## Short exercise
Check every line of the entries below for the word "либо", and copy the ones that have it.
---- Available data
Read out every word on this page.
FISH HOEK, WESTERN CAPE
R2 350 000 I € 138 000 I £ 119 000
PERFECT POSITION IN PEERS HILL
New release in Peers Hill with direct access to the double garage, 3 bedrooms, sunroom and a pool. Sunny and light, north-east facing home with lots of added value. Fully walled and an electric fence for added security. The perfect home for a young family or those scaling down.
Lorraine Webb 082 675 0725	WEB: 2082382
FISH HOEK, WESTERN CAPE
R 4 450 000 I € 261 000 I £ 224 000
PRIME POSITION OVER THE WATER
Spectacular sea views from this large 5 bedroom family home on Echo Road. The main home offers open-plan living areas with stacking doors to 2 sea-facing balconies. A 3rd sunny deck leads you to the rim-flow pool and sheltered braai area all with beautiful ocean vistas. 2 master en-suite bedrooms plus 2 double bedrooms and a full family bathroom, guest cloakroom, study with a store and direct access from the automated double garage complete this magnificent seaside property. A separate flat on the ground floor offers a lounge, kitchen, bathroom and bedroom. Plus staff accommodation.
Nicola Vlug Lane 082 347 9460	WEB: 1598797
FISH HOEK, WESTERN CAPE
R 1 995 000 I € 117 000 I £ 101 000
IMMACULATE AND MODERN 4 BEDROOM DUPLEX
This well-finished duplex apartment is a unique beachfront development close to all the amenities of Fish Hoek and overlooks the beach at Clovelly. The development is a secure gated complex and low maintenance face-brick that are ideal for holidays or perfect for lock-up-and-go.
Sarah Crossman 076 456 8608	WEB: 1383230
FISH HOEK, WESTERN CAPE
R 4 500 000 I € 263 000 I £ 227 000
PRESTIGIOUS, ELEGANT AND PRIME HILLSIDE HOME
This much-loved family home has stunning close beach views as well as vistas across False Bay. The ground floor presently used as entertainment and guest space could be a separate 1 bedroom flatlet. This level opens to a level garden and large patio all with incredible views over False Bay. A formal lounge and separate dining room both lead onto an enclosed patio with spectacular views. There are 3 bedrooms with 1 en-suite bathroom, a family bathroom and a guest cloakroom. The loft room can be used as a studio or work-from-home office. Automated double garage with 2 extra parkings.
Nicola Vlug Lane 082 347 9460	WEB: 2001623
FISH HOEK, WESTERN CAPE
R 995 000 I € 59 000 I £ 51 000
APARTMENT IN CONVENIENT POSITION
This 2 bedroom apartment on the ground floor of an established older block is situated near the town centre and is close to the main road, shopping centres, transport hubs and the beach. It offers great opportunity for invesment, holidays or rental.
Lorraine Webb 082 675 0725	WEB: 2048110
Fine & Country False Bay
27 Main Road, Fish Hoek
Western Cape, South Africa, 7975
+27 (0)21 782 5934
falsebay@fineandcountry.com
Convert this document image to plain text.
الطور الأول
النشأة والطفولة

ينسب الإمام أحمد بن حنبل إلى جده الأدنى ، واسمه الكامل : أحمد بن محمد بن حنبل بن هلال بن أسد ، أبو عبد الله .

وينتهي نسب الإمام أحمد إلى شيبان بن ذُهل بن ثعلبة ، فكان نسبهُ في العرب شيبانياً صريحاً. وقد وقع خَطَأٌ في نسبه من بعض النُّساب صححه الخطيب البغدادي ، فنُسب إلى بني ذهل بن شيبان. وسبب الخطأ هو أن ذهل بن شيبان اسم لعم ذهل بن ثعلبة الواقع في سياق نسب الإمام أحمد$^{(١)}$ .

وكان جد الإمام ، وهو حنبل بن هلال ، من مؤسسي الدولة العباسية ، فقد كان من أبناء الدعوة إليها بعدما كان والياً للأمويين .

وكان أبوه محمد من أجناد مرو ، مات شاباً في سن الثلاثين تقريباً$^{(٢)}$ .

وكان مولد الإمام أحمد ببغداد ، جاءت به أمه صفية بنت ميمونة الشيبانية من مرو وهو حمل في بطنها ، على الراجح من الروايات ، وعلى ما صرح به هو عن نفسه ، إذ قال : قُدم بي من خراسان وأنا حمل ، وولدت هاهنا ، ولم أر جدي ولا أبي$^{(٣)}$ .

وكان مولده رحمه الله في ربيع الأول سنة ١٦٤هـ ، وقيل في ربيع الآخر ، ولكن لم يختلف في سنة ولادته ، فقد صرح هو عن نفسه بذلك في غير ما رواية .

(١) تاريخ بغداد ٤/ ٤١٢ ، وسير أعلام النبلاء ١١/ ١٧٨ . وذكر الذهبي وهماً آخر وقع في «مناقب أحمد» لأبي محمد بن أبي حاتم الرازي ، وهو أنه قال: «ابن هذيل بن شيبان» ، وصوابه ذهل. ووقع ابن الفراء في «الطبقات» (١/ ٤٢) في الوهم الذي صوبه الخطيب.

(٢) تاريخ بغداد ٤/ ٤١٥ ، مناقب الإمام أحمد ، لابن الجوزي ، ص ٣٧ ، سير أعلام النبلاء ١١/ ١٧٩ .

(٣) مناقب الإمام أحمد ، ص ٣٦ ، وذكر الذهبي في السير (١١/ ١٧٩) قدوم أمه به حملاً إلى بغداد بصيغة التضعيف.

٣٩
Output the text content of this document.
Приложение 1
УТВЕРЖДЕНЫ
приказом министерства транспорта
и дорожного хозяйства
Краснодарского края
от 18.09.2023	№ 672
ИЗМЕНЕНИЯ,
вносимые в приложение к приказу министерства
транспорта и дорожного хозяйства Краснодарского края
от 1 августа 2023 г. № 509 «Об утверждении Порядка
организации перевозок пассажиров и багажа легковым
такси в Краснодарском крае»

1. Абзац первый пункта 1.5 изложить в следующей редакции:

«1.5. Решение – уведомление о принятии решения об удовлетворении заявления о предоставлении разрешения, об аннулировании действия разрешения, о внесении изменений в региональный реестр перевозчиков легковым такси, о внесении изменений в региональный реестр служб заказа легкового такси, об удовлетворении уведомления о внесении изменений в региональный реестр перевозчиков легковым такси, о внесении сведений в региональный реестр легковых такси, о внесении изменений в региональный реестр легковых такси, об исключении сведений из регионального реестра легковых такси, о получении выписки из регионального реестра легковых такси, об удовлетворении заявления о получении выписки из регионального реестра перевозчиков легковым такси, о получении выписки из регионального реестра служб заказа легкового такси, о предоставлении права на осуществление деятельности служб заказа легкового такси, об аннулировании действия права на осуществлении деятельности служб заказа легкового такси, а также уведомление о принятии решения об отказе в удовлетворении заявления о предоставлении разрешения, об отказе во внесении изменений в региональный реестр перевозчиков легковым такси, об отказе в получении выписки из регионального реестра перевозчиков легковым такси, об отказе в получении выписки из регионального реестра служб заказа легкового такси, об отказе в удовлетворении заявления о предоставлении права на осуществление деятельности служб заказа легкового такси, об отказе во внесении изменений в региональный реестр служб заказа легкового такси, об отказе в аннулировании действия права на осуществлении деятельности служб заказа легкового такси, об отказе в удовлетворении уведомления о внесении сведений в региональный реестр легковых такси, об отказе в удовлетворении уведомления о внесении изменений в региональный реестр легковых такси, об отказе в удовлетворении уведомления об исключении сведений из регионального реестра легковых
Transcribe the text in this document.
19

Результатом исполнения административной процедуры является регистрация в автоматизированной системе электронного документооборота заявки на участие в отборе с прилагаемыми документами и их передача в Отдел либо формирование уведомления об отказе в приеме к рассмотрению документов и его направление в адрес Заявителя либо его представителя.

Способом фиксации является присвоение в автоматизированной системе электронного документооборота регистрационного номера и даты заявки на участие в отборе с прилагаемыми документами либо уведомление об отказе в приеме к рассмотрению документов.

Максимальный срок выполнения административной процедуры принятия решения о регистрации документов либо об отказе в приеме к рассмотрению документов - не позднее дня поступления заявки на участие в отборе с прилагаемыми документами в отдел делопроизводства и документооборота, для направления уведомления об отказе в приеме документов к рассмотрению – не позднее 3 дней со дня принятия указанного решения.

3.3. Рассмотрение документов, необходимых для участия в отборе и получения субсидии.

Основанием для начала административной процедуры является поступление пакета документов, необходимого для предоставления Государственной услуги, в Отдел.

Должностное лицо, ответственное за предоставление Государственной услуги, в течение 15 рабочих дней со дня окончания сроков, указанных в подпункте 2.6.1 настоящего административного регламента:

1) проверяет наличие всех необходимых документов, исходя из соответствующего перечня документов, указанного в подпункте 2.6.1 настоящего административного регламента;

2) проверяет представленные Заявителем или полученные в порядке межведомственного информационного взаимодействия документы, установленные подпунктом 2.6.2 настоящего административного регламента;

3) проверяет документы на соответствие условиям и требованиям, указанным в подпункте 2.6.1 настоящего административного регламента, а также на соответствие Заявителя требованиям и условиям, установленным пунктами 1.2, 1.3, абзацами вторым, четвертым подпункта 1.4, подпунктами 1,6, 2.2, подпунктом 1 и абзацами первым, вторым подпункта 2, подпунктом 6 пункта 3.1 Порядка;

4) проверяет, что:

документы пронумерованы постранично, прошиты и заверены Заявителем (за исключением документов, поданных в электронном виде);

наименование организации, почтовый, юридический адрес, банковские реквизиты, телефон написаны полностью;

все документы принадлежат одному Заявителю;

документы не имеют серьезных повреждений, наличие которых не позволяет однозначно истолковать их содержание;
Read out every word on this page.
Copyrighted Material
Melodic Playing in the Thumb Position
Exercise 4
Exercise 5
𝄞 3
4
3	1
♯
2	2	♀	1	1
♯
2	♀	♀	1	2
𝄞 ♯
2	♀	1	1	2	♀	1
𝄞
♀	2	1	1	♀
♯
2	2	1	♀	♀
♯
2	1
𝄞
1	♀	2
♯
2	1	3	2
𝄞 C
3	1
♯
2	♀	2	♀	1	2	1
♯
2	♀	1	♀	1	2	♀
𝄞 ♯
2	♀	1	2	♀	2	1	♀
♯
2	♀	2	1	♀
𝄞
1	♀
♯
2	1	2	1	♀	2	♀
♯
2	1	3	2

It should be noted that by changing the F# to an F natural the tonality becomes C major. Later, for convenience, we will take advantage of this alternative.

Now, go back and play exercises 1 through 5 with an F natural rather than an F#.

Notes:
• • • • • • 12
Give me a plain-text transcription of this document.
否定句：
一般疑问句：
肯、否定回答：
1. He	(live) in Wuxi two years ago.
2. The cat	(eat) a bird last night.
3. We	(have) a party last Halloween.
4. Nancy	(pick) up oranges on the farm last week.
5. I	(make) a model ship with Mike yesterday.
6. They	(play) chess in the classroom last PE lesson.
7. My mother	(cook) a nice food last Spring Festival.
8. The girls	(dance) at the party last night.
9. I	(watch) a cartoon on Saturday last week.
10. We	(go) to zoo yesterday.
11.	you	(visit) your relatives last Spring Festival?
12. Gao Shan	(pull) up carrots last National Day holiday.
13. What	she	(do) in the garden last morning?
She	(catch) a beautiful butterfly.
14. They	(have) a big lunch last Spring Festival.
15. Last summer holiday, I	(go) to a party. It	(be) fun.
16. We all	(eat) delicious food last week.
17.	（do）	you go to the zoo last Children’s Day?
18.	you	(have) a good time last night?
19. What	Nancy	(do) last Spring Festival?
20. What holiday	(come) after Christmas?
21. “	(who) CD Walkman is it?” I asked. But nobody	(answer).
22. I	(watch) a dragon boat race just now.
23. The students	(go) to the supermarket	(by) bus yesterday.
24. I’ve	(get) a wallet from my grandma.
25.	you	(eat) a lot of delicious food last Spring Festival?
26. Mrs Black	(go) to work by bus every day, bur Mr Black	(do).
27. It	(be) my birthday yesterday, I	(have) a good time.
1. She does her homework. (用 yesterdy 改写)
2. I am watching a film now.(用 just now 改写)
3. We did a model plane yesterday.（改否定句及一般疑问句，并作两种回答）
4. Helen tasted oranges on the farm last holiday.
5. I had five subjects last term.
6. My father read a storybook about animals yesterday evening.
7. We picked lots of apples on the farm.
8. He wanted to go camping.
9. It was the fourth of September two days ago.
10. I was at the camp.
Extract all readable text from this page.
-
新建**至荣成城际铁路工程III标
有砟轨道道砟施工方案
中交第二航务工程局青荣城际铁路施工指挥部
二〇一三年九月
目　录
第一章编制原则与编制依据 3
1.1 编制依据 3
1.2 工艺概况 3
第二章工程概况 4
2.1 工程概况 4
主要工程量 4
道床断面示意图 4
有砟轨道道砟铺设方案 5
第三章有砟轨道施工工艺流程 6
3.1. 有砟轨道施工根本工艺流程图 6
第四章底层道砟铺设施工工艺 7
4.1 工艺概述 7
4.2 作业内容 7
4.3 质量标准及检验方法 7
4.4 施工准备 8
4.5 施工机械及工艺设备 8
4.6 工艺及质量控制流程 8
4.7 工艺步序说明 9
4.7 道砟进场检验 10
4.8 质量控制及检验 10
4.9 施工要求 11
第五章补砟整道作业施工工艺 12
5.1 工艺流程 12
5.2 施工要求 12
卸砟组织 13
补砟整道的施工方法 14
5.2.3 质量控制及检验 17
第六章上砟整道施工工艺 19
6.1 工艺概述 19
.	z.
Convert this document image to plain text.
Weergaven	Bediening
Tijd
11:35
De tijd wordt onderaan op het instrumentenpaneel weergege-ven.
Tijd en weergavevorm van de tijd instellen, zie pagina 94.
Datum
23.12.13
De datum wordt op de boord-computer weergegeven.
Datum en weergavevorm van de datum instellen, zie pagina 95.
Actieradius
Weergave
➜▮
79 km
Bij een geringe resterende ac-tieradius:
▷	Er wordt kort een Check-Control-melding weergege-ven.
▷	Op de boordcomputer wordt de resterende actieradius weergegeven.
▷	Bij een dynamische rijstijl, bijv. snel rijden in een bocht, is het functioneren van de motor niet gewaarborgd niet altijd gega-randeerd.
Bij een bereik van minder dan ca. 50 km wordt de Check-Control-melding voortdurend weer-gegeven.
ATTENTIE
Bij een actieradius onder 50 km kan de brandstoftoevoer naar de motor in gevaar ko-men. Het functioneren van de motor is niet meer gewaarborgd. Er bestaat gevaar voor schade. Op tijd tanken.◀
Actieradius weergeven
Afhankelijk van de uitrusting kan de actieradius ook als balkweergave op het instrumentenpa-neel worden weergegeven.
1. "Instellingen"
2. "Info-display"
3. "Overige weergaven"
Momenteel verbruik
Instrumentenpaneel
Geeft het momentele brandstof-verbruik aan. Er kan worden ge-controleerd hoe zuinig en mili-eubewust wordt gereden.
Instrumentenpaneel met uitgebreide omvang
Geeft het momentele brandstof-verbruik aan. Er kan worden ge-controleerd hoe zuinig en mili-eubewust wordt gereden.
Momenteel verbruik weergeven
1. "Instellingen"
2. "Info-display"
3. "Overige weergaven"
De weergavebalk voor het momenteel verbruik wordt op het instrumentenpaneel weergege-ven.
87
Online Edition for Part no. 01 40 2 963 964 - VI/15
--------
## Solution to the exercise
Результатом исполнения административной процедуры является регистрация в автоматизированной системе электронного документооборота заявки на участие в отборе с прилагаемыми документами и их передача в Отдел либо формирование уведомления об отказе в приеме к рассмотрению документов и его направление в адрес Заявителя либо его представителя.
Способом фиксации является присвоение в автоматизированной системе электронного документооборота регистрационного номера и даты заявки на участие в отборе с прилагаемыми документами либо уведомление об отказе в приеме к рассмотрению документов.
Максимальный срок выполнения административной процедуры принятия решения о регистрации документов либо об отказе в приеме к рассмотрению документов - не позднее дня поступления заявки на участие в отборе с прилагаемыми документами в отдел делопроизводства и документооборота, для направления уведомления об отказе в приеме документов к рассмотрению – не позднее 3 дней со дня принятия указанного решения.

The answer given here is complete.